(Dataset records)

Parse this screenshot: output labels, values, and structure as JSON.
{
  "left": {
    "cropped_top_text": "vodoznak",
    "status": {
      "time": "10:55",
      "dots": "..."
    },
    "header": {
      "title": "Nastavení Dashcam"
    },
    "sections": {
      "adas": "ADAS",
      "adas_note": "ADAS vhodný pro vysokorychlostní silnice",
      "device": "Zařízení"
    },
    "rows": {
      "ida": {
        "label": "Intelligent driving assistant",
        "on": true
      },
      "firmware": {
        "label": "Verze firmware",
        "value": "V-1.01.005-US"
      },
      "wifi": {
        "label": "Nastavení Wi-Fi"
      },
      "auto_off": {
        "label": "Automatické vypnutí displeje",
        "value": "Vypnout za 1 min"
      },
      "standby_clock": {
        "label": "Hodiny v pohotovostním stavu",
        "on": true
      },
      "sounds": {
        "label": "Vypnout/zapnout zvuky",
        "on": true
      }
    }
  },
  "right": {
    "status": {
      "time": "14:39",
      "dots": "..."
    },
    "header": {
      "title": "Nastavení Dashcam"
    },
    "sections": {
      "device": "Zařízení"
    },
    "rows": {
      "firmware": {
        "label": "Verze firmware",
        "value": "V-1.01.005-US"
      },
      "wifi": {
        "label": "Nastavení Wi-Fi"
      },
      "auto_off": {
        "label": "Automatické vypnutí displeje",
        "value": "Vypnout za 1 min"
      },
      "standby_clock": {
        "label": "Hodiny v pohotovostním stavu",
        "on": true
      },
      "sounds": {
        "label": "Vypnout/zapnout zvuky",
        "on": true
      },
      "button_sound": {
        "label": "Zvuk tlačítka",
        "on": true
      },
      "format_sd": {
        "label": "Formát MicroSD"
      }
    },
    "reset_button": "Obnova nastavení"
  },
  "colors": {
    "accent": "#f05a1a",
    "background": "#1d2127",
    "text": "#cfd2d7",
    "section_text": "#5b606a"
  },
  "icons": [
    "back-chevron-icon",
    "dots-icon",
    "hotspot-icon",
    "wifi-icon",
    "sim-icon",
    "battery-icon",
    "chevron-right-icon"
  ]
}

Work to complete
Exactly as shown, repeat every record.

Complete output
Parse this screenshot: output labels, values, and structure as JSON.
{
  "left": {
    "cropped_top_text": "vodoznak",
    "status": {
      "time": "10:55",
      "dots": "..."
    },
    "header": {
      "title": "Nastavení Dashcam"
    },
    "sections": {
      "adas": "ADAS",
      "adas_note": "ADAS vhodný pro vysokorychlostní silnice",
      "device": "Zařízení"
    },
    "rows": {
      "ida": {
        "label": "Intelligent driving assistant",
        "on": true
      },
      "firmware": {
        "label": "Verze firmware",
        "value": "V-1.01.005-US"
      },
      "wifi": {
        "label": "Nastavení Wi-Fi"
      },
      "auto_off": {
        "label": "Automatické vypnutí displeje",
        "value": "Vypnout za 1 min"
      },
      "standby_clock": {
        "label": "Hodiny v pohotovostním stavu",
        "on": true
      },
      "sounds": {
        "label": "Vypnout/zapnout zvuky",
        "on": true
      }
    }
  },
  "right": {
    "status": {
      "time": "14:39",
      "dots": "..."
    },
    "header": {
      "title": "Nastavení Dashcam"
    },
    "sections": {
      "device": "Zařízení"
    },
    "rows": {
      "firmware": {
        "label": "Verze firmware",
        "value": "V-1.01.005-US"
      },
      "wifi": {
        "label": "Nastavení Wi-Fi"
      },
      "auto_off": {
        "label": "Automatické vypnutí displeje",
        "value": "Vypnout za 1 min"
      },
      "standby_clock": {
        "label": "Hodiny v pohotovostním stavu",
        "on": true
      },
      "sounds": {
        "label": "Vypnout/zapnout zvuky",
        "on": true
      },
      "button_sound": {
        "label": "Zvuk tlačítka",
        "on": true
      },
      "format_sd": {
        "label": "Formát MicroSD"
      }
    },
    "reset_button": "Obnova nastavení"
  },
  "colors": {
    "accent": "#f05a1a",
    "background": "#1d2127",
    "text": "#cfd2d7",
    "section_text": "#5b606a"
  },
  "icons": [
    "back-chevron-icon",
    "dots-icon",
    "hotspot-icon",
    "wifi-icon",
    "sim-icon",
    "battery-icon",
    "chevron-right-icon"
  ]
}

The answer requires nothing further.